For the entries below, how many lines include the word "提高学习效率"? Give the figure and nothing more.

# Start of DATASET ROWS

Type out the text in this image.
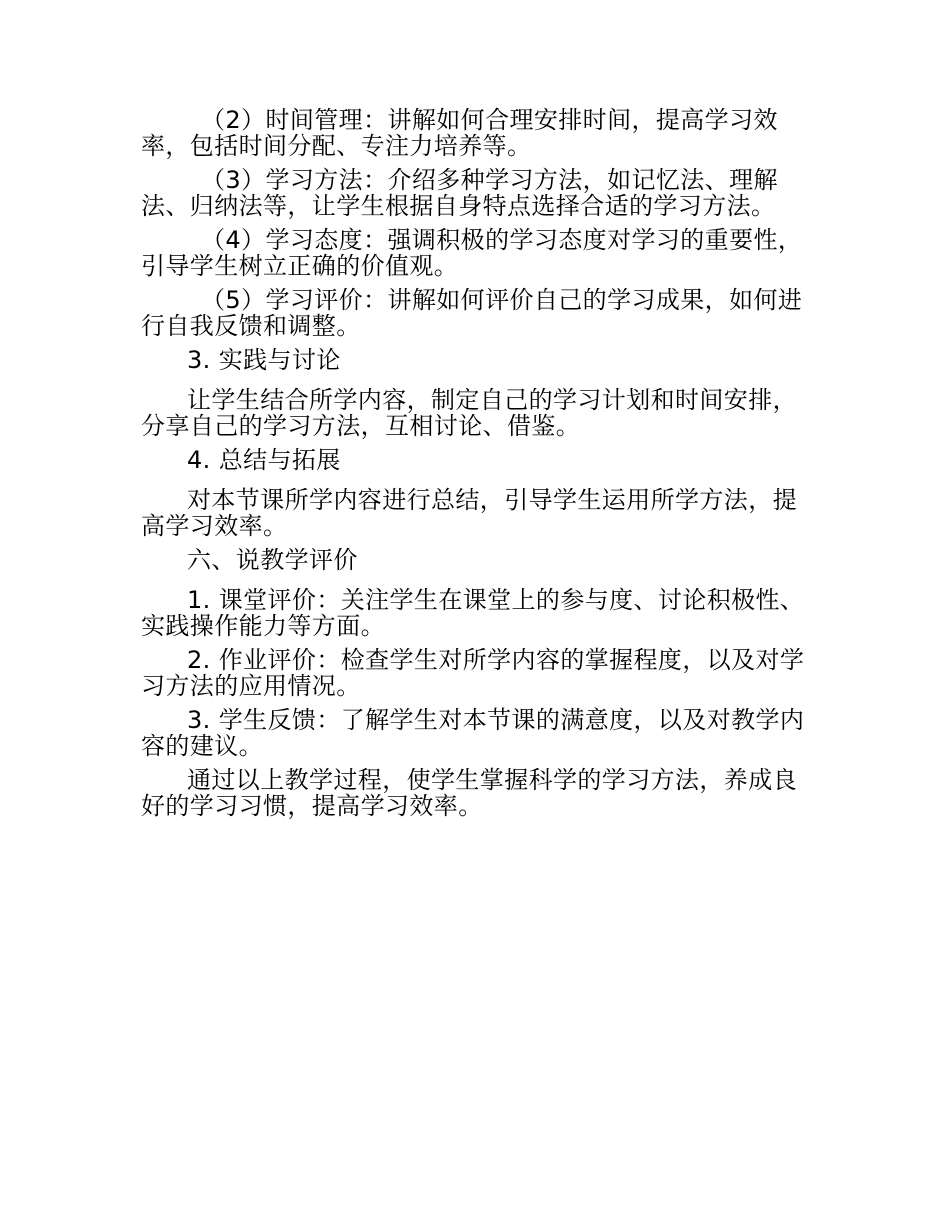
（2）时间管理：讲解如何合理安排时间，提高学习效率，包括时间分配、专注力培养等。

（3）学习方法：介绍多种学习方法，如记忆法、理解法、归纳法等，让学生根据自身特点选择合适的学习方法。

（4）学习态度：强调积极的学习态度对学习的重要性，引导学生树立正确的价值观。

（5）学习评价：讲解如何评价自己的学习成果，如何进行自我反馈和调整。

3. 实践与讨论

让学生结合所学内容，制定自己的学习计划和时间安排，分享自己的学习方法，互相讨论、借鉴。

4. 总结与拓展

对本节课所学内容进行总结，引导学生运用所学方法，提高学习效率。

六、说教学评价

1. 课堂评价：关注学生在课堂上的参与度、讨论积极性、实践操作能力等方面。

2. 作业评价：检查学生对所学内容的掌握程度，以及对学习方法的应用情况。

3. 学生反馈：了解学生对本节课的满意度，以及对教学内容的建议。

通过以上教学过程，使学生掌握科学的学习方法，养成良好的学习习惯，提高学习效率。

# End of DATASET ROWS

ANSWER TO THIS TASK: 3